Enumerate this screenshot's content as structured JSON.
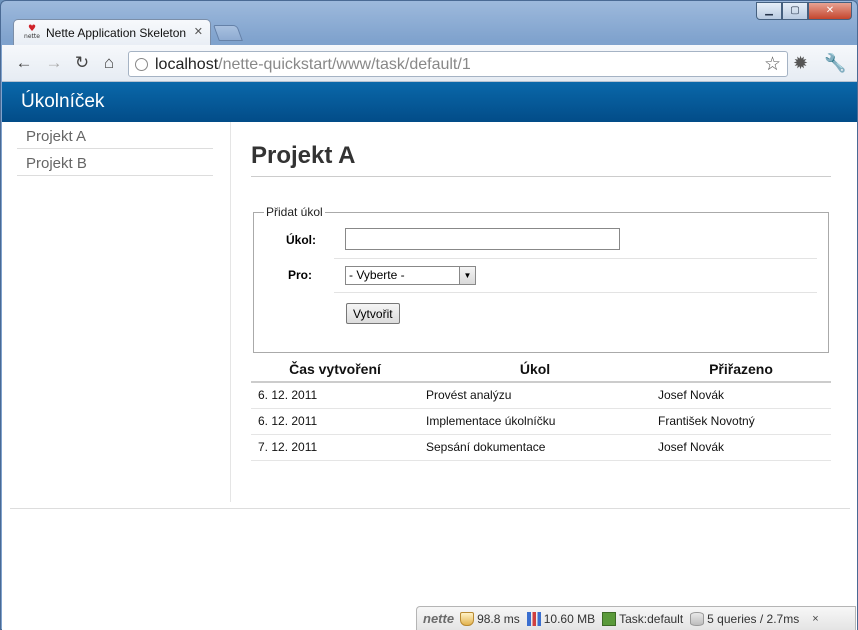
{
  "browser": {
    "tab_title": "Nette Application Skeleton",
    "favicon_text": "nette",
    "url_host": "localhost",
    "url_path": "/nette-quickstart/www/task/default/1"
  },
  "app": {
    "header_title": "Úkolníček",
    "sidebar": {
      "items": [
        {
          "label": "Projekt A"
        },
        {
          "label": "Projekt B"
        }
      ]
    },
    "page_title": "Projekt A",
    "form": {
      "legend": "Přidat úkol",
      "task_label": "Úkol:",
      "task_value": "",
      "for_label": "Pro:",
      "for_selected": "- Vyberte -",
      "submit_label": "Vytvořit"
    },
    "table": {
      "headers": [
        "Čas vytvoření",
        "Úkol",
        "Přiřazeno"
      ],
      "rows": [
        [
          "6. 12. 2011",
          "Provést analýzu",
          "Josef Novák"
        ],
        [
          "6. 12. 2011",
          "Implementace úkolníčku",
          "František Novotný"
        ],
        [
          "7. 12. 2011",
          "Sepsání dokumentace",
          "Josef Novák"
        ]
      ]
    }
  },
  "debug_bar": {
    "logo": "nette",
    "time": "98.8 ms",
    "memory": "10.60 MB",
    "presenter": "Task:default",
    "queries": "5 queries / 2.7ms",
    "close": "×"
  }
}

-- -- --

• _REQUIRED WORK_
Your copy should hold every record word for word and none of the pictures.

• _EXERCISE RESULT_
Enumerate this screenshot's content as structured JSON.
{
  "browser": {
    "tab_title": "Nette Application Skeleton",
    "favicon_text": "nette",
    "url_host": "localhost",
    "url_path": "/nette-quickstart/www/task/default/1"
  },
  "app": {
    "header_title": "Úkolníček",
    "sidebar": {
      "items": [
        {
          "label": "Projekt A"
        },
        {
          "label": "Projekt B"
        }
      ]
    },
    "page_title": "Projekt A",
    "form": {
      "legend": "Přidat úkol",
      "task_label": "Úkol:",
      "task_value": "",
      "for_label": "Pro:",
      "for_selected": "- Vyberte -",
      "submit_label": "Vytvořit"
    },
    "table": {
      "headers": [
        "Čas vytvoření",
        "Úkol",
        "Přiřazeno"
      ],
      "rows": [
        [
          "6. 12. 2011",
          "Provést analýzu",
          "Josef Novák"
        ],
        [
          "6. 12. 2011",
          "Implementace úkolníčku",
          "František Novotný"
        ],
        [
          "7. 12. 2011",
          "Sepsání dokumentace",
          "Josef Novák"
        ]
      ]
    }
  },
  "debug_bar": {
    "logo": "nette",
    "time": "98.8 ms",
    "memory": "10.60 MB",
    "presenter": "Task:default",
    "queries": "5 queries / 2.7ms",
    "close": "×"
  }
}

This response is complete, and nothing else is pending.